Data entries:
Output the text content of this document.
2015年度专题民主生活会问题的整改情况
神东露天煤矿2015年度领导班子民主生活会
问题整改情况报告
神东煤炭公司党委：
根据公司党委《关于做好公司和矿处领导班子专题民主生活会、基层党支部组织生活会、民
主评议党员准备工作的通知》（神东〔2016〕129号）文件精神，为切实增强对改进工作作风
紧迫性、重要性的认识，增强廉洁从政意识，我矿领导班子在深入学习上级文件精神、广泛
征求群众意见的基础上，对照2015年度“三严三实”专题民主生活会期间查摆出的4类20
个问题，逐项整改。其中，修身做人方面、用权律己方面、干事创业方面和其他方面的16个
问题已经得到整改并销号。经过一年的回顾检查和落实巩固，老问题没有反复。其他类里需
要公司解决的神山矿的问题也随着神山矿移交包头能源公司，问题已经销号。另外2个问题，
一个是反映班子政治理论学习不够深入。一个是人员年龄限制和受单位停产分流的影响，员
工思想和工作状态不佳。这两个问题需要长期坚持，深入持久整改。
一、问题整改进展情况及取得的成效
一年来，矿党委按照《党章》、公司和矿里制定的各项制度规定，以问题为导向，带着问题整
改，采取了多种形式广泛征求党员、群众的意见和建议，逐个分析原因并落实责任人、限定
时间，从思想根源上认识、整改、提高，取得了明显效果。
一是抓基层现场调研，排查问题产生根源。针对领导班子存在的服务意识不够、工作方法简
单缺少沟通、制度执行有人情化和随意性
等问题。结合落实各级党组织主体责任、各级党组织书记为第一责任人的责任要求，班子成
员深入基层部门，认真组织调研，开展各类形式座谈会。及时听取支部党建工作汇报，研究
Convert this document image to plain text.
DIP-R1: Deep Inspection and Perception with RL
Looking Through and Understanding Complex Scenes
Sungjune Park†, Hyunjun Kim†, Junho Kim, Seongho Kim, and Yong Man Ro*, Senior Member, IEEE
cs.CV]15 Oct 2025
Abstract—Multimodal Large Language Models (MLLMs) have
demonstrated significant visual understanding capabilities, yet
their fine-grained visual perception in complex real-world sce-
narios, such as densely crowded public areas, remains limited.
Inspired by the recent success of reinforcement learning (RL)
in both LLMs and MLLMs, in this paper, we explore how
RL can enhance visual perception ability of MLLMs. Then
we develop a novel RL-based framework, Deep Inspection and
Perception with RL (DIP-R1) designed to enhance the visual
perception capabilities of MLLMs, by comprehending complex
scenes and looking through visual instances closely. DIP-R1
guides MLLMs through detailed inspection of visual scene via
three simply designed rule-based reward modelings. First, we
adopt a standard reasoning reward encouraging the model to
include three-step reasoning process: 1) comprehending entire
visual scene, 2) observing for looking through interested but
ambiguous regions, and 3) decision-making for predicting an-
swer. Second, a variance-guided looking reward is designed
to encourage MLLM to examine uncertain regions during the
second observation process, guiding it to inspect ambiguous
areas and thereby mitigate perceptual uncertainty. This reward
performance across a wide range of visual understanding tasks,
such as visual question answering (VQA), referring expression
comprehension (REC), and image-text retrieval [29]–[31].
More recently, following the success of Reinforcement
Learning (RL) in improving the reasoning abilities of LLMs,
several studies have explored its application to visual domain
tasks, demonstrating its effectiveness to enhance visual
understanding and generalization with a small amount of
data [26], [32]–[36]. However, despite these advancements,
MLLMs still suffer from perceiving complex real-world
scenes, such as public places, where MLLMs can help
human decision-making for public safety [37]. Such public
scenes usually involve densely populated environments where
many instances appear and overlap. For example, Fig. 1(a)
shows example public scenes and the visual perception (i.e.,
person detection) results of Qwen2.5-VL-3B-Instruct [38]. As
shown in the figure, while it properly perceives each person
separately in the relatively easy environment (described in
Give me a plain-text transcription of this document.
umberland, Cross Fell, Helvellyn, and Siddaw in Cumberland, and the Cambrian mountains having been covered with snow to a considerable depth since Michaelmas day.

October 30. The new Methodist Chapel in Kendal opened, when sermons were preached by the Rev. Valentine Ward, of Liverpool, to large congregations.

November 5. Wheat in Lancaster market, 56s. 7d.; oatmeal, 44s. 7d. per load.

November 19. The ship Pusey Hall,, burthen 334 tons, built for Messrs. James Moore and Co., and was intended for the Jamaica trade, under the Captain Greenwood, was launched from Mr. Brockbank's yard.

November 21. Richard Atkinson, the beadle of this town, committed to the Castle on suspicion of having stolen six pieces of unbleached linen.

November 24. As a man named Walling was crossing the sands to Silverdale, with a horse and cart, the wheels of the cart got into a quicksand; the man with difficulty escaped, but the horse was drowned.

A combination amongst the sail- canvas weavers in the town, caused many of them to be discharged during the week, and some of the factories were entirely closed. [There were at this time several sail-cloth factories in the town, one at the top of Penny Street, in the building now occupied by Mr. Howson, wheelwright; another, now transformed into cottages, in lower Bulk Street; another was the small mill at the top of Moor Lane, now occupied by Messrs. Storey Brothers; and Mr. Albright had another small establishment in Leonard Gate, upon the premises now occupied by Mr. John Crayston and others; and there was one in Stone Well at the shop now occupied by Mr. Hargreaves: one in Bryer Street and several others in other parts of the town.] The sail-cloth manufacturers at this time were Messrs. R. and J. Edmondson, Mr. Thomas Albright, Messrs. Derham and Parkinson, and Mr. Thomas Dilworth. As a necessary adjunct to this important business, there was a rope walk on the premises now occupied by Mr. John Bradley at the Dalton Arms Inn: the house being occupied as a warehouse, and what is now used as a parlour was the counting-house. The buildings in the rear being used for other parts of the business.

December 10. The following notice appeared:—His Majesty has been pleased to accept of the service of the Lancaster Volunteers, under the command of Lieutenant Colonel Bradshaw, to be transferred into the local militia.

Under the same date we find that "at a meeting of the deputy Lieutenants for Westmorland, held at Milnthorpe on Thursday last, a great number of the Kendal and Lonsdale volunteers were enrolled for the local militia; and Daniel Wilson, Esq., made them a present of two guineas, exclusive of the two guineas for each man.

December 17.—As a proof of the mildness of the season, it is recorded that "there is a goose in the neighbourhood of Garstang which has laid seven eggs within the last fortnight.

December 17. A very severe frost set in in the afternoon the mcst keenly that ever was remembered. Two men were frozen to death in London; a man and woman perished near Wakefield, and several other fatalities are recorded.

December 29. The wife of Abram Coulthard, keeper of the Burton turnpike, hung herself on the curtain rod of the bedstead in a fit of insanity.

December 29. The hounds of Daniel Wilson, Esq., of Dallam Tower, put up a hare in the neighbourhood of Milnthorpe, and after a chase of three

#### Work to be completed:
Copy out each line of the data containing the string "Daniel".

#### Task answer:
Under the same date we find that "at a meeting of the deputy Lieutenants for Westmorland, held at Milnthorpe on Thursday last, a great number of the Kendal and Lonsdale volunteers were enrolled for the local militia; and Daniel Wilson, Esq., made them a present of two guineas, exclusive of the two guineas for each man.
December 29. The hounds of Daniel Wilson, Esq., of Dallam Tower, put up a hare in the neighbourhood of Milnthorpe, and after a chase of three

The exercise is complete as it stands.